→ What the exercise asks
Copy each line below without leaving any out.

Items from a dataset:
────────────────

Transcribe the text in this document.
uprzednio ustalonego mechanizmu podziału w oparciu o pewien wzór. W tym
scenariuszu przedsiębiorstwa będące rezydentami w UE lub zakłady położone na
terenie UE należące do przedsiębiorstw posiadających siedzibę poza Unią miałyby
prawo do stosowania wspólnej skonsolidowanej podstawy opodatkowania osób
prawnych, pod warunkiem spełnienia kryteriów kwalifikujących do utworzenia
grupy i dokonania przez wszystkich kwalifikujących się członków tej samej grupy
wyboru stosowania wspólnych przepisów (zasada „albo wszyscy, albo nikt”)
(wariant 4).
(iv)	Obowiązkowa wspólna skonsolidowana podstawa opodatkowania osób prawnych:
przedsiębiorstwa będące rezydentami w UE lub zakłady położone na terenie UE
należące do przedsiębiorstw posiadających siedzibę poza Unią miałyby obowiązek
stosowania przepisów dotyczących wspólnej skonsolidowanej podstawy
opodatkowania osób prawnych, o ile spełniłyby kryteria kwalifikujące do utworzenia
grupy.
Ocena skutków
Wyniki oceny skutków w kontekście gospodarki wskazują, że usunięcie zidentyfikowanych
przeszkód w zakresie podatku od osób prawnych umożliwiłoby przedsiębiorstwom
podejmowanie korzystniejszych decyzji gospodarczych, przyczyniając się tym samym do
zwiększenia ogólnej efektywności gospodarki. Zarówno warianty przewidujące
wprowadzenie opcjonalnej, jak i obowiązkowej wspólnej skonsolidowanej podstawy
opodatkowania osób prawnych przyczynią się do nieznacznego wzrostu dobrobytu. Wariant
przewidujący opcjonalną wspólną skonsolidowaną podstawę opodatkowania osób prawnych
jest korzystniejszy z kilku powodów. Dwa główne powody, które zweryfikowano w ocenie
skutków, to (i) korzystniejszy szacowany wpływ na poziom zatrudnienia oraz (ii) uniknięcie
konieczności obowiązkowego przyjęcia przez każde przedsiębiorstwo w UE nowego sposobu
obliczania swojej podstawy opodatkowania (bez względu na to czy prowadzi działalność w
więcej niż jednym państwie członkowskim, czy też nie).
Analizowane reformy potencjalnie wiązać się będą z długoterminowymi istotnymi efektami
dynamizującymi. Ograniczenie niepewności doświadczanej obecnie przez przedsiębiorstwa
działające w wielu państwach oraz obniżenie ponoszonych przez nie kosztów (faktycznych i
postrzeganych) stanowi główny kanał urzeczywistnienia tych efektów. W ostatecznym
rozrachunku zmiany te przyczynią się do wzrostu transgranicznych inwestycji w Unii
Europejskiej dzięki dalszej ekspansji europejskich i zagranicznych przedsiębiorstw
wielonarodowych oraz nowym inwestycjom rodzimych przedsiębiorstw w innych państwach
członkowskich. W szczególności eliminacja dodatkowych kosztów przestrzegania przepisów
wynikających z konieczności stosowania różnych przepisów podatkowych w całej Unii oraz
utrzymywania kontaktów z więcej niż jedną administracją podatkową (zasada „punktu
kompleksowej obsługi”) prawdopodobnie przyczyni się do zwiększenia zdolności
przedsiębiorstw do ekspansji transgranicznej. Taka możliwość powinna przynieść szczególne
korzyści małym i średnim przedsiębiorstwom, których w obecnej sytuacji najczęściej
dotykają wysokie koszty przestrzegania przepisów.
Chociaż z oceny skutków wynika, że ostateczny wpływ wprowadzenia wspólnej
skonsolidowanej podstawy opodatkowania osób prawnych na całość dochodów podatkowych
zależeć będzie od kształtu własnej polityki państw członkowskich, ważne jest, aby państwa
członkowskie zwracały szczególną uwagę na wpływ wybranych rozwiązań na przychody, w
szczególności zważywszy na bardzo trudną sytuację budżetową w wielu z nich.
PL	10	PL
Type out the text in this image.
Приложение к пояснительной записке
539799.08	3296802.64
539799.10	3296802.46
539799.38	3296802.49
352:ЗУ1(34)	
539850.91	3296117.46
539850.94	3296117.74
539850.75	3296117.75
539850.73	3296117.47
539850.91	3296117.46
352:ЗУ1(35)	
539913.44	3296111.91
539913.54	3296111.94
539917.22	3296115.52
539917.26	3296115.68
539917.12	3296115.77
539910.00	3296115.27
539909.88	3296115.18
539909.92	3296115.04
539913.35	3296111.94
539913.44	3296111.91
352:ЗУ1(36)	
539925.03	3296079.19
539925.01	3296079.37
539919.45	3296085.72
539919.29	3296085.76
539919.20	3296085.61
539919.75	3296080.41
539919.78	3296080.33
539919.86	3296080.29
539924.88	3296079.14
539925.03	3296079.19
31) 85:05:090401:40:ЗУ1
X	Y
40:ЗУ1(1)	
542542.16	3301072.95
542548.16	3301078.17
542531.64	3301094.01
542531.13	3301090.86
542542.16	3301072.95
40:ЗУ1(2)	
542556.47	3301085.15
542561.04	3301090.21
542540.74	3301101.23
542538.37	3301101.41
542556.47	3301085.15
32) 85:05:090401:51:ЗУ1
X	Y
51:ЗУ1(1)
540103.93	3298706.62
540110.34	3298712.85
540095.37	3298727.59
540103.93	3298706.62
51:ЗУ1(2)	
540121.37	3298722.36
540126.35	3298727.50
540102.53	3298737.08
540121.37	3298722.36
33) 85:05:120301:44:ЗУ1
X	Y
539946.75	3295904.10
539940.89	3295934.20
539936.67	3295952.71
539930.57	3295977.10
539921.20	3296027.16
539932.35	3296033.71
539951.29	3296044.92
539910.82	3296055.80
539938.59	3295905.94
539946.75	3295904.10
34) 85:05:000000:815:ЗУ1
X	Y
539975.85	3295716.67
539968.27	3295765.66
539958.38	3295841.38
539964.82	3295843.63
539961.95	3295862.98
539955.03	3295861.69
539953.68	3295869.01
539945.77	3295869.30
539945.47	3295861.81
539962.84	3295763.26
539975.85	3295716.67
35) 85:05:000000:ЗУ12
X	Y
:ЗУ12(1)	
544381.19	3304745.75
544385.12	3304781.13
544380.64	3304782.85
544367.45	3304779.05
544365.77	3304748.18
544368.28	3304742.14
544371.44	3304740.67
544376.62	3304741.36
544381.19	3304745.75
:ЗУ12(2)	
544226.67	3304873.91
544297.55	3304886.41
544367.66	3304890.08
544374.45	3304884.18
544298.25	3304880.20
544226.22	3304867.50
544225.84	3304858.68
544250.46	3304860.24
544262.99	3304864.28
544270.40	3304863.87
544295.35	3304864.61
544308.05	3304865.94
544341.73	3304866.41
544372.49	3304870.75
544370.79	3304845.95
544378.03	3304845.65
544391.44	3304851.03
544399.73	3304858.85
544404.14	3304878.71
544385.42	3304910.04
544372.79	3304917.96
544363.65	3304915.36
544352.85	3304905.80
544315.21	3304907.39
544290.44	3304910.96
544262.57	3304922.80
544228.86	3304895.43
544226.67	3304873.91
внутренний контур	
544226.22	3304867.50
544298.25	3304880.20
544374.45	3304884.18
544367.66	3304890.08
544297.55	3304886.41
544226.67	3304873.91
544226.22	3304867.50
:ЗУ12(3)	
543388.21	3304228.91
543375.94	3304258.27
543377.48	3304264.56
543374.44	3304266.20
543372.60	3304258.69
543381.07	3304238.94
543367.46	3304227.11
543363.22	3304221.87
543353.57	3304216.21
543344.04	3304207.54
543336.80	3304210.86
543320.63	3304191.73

────────────────

→ The output
Transcribe the text in this document.
uprzednio ustalonego mechanizmu podziału w oparciu o pewien wzór. W tym
scenariuszu przedsiębiorstwa będące rezydentami w UE lub zakłady położone na
terenie UE należące do przedsiębiorstw posiadających siedzibę poza Unią miałyby
prawo do stosowania wspólnej skonsolidowanej podstawy opodatkowania osób
prawnych, pod warunkiem spełnienia kryteriów kwalifikujących do utworzenia
grupy i dokonania przez wszystkich kwalifikujących się członków tej samej grupy
wyboru stosowania wspólnych przepisów (zasada „albo wszyscy, albo nikt”)
(wariant 4).
(iv)	Obowiązkowa wspólna skonsolidowana podstawa opodatkowania osób prawnych:
przedsiębiorstwa będące rezydentami w UE lub zakłady położone na terenie UE
należące do przedsiębiorstw posiadających siedzibę poza Unią miałyby obowiązek
stosowania przepisów dotyczących wspólnej skonsolidowanej podstawy
opodatkowania osób prawnych, o ile spełniłyby kryteria kwalifikujące do utworzenia
grupy.
Ocena skutków
Wyniki oceny skutków w kontekście gospodarki wskazują, że usunięcie zidentyfikowanych
przeszkód w zakresie podatku od osób prawnych umożliwiłoby przedsiębiorstwom
podejmowanie korzystniejszych decyzji gospodarczych, przyczyniając się tym samym do
zwiększenia ogólnej efektywności gospodarki. Zarówno warianty przewidujące
wprowadzenie opcjonalnej, jak i obowiązkowej wspólnej skonsolidowanej podstawy
opodatkowania osób prawnych przyczynią się do nieznacznego wzrostu dobrobytu. Wariant
przewidujący opcjonalną wspólną skonsolidowaną podstawę opodatkowania osób prawnych
jest korzystniejszy z kilku powodów. Dwa główne powody, które zweryfikowano w ocenie
skutków, to (i) korzystniejszy szacowany wpływ na poziom zatrudnienia oraz (ii) uniknięcie
konieczności obowiązkowego przyjęcia przez każde przedsiębiorstwo w UE nowego sposobu
obliczania swojej podstawy opodatkowania (bez względu na to czy prowadzi działalność w
więcej niż jednym państwie członkowskim, czy też nie).
Analizowane reformy potencjalnie wiązać się będą z długoterminowymi istotnymi efektami
dynamizującymi. Ograniczenie niepewności doświadczanej obecnie przez przedsiębiorstwa
działające w wielu państwach oraz obniżenie ponoszonych przez nie kosztów (faktycznych i
postrzeganych) stanowi główny kanał urzeczywistnienia tych efektów. W ostatecznym
rozrachunku zmiany te przyczynią się do wzrostu transgranicznych inwestycji w Unii
Europejskiej dzięki dalszej ekspansji europejskich i zagranicznych przedsiębiorstw
wielonarodowych oraz nowym inwestycjom rodzimych przedsiębiorstw w innych państwach
członkowskich. W szczególności eliminacja dodatkowych kosztów przestrzegania przepisów
wynikających z konieczności stosowania różnych przepisów podatkowych w całej Unii oraz
utrzymywania kontaktów z więcej niż jedną administracją podatkową (zasada „punktu
kompleksowej obsługi”) prawdopodobnie przyczyni się do zwiększenia zdolności
przedsiębiorstw do ekspansji transgranicznej. Taka możliwość powinna przynieść szczególne
korzyści małym i średnim przedsiębiorstwom, których w obecnej sytuacji najczęściej
dotykają wysokie koszty przestrzegania przepisów.
Chociaż z oceny skutków wynika, że ostateczny wpływ wprowadzenia wspólnej
skonsolidowanej podstawy opodatkowania osób prawnych na całość dochodów podatkowych
zależeć będzie od kształtu własnej polityki państw członkowskich, ważne jest, aby państwa
członkowskie zwracały szczególną uwagę na wpływ wybranych rozwiązań na przychody, w
szczególności zważywszy na bardzo trudną sytuację budżetową w wielu z nich.
PL	10	PL
Type out the text in this image.
Приложение к пояснительной записке
539799.08	3296802.64
539799.10	3296802.46
539799.38	3296802.49
352:ЗУ1(34)	
539850.91	3296117.46
539850.94	3296117.74
539850.75	3296117.75
539850.73	3296117.47
539850.91	3296117.46
352:ЗУ1(35)	
539913.44	3296111.91
539913.54	3296111.94
539917.22	3296115.52
539917.26	3296115.68
539917.12	3296115.77
539910.00	3296115.27
539909.88	3296115.18
539909.92	3296115.04
539913.35	3296111.94
539913.44	3296111.91
352:ЗУ1(36)	
539925.03	3296079.19
539925.01	3296079.37
539919.45	3296085.72
539919.29	3296085.76
539919.20	3296085.61
539919.75	3296080.41
539919.78	3296080.33
539919.86	3296080.29
539924.88	3296079.14
539925.03	3296079.19
31) 85:05:090401:40:ЗУ1
X	Y
40:ЗУ1(1)	
542542.16	3301072.95
542548.16	3301078.17
542531.64	3301094.01
542531.13	3301090.86
542542.16	3301072.95
40:ЗУ1(2)	
542556.47	3301085.15
542561.04	3301090.21
542540.74	3301101.23
542538.37	3301101.41
542556.47	3301085.15
32) 85:05:090401:51:ЗУ1
X	Y
51:ЗУ1(1)
540103.93	3298706.62
540110.34	3298712.85
540095.37	3298727.59
540103.93	3298706.62
51:ЗУ1(2)	
540121.37	3298722.36
540126.35	3298727.50
540102.53	3298737.08
540121.37	3298722.36
33) 85:05:120301:44:ЗУ1
X	Y
539946.75	3295904.10
539940.89	3295934.20
539936.67	3295952.71
539930.57	3295977.10
539921.20	3296027.16
539932.35	3296033.71
539951.29	3296044.92
539910.82	3296055.80
539938.59	3295905.94
539946.75	3295904.10
34) 85:05:000000:815:ЗУ1
X	Y
539975.85	3295716.67
539968.27	3295765.66
539958.38	3295841.38
539964.82	3295843.63
539961.95	3295862.98
539955.03	3295861.69
539953.68	3295869.01
539945.77	3295869.30
539945.47	3295861.81
539962.84	3295763.26
539975.85	3295716.67
35) 85:05:000000:ЗУ12
X	Y
:ЗУ12(1)	
544381.19	3304745.75
544385.12	3304781.13
544380.64	3304782.85
544367.45	3304779.05
544365.77	3304748.18
544368.28	3304742.14
544371.44	3304740.67
544376.62	3304741.36
544381.19	3304745.75
:ЗУ12(2)	
544226.67	3304873.91
544297.55	3304886.41
544367.66	3304890.08
544374.45	3304884.18
544298.25	3304880.20
544226.22	3304867.50
544225.84	3304858.68
544250.46	3304860.24
544262.99	3304864.28
544270.40	3304863.87
544295.35	3304864.61
544308.05	3304865.94
544341.73	3304866.41
544372.49	3304870.75
544370.79	3304845.95
544378.03	3304845.65
544391.44	3304851.03
544399.73	3304858.85
544404.14	3304878.71
544385.42	3304910.04
544372.79	3304917.96
544363.65	3304915.36
544352.85	3304905.80
544315.21	3304907.39
544290.44	3304910.96
544262.57	3304922.80
544228.86	3304895.43
544226.67	3304873.91
внутренний контур	
544226.22	3304867.50
544298.25	3304880.20
544374.45	3304884.18
544367.66	3304890.08
544297.55	3304886.41
544226.67	3304873.91
544226.22	3304867.50
:ЗУ12(3)	
543388.21	3304228.91
543375.94	3304258.27
543377.48	3304264.56
543374.44	3304266.20
543372.60	3304258.69
543381.07	3304238.94
543367.46	3304227.11
543363.22	3304221.87
543353.57	3304216.21
543344.04	3304207.54
543336.80	3304210.86
543320.63	3304191.73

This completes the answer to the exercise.